[Material shown]
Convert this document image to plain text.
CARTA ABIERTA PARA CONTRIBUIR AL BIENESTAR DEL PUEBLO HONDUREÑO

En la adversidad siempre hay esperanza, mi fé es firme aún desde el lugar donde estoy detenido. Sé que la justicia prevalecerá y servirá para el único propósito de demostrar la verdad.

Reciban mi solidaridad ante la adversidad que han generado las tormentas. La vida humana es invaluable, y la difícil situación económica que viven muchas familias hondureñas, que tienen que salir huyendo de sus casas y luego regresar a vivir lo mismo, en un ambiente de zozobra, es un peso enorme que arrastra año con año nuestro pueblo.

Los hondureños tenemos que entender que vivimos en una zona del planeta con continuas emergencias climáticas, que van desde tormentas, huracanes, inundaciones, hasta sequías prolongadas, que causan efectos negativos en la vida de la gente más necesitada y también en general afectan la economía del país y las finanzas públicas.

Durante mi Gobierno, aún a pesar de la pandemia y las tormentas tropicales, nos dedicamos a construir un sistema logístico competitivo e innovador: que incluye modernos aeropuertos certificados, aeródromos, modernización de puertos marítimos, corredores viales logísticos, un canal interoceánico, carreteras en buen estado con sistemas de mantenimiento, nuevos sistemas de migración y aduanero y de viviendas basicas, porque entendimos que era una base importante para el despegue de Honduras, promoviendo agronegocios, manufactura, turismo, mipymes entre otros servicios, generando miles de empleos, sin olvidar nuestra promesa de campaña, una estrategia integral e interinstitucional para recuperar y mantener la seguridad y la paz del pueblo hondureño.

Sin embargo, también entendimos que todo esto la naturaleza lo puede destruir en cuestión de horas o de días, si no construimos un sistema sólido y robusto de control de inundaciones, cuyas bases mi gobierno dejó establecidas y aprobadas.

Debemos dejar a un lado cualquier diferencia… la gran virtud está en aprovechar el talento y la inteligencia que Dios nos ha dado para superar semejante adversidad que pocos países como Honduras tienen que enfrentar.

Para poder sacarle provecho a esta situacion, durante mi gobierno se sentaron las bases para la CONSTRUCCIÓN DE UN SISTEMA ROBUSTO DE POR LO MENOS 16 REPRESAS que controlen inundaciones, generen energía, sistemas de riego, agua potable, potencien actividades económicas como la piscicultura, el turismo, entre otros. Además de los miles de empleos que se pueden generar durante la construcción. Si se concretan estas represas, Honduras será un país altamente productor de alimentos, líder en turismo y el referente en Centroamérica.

[What is being asked] Quote the material exactly, leaving nothing out.

[Completed exercise]
Convert this document image to plain text.
CARTA ABIERTA PARA CONTRIBUIR AL BIENESTAR DEL PUEBLO HONDUREÑO

En la adversidad siempre hay esperanza, mi fé es firme aún desde el lugar donde estoy detenido. Sé que la justicia prevalecerá y servirá para el único propósito de demostrar la verdad.

Reciban mi solidaridad ante la adversidad que han generado las tormentas. La vida humana es invaluable, y la difícil situación económica que viven muchas familias hondureñas, que tienen que salir huyendo de sus casas y luego regresar a vivir lo mismo, en un ambiente de zozobra, es un peso enorme que arrastra año con año nuestro pueblo.

Los hondureños tenemos que entender que vivimos en una zona del planeta con continuas emergencias climáticas, que van desde tormentas, huracanes, inundaciones, hasta sequías prolongadas, que causan efectos negativos en la vida de la gente más necesitada y también en general afectan la economía del país y las finanzas públicas.

Durante mi Gobierno, aún a pesar de la pandemia y las tormentas tropicales, nos dedicamos a construir un sistema logístico competitivo e innovador: que incluye modernos aeropuertos certificados, aeródromos, modernización de puertos marítimos, corredores viales logísticos, un canal interoceánico, carreteras en buen estado con sistemas de mantenimiento, nuevos sistemas de migración y aduanero y de viviendas basicas, porque entendimos que era una base importante para el despegue de Honduras, promoviendo agronegocios, manufactura, turismo, mipymes entre otros servicios, generando miles de empleos, sin olvidar nuestra promesa de campaña, una estrategia integral e interinstitucional para recuperar y mantener la seguridad y la paz del pueblo hondureño.

Sin embargo, también entendimos que todo esto la naturaleza lo puede destruir en cuestión de horas o de días, si no construimos un sistema sólido y robusto de control de inundaciones, cuyas bases mi gobierno dejó establecidas y aprobadas.

Debemos dejar a un lado cualquier diferencia… la gran virtud está en aprovechar el talento y la inteligencia que Dios nos ha dado para superar semejante adversidad que pocos países como Honduras tienen que enfrentar.

Para poder sacarle provecho a esta situacion, durante mi gobierno se sentaron las bases para la CONSTRUCCIÓN DE UN SISTEMA ROBUSTO DE POR LO MENOS 16 REPRESAS que controlen inundaciones, generen energía, sistemas de riego, agua potable, potencien actividades económicas como la piscicultura, el turismo, entre otros. Además de los miles de empleos que se pueden generar durante la construcción. Si se concretan estas represas, Honduras será un país altamente productor de alimentos, líder en turismo y el referente en Centroamérica.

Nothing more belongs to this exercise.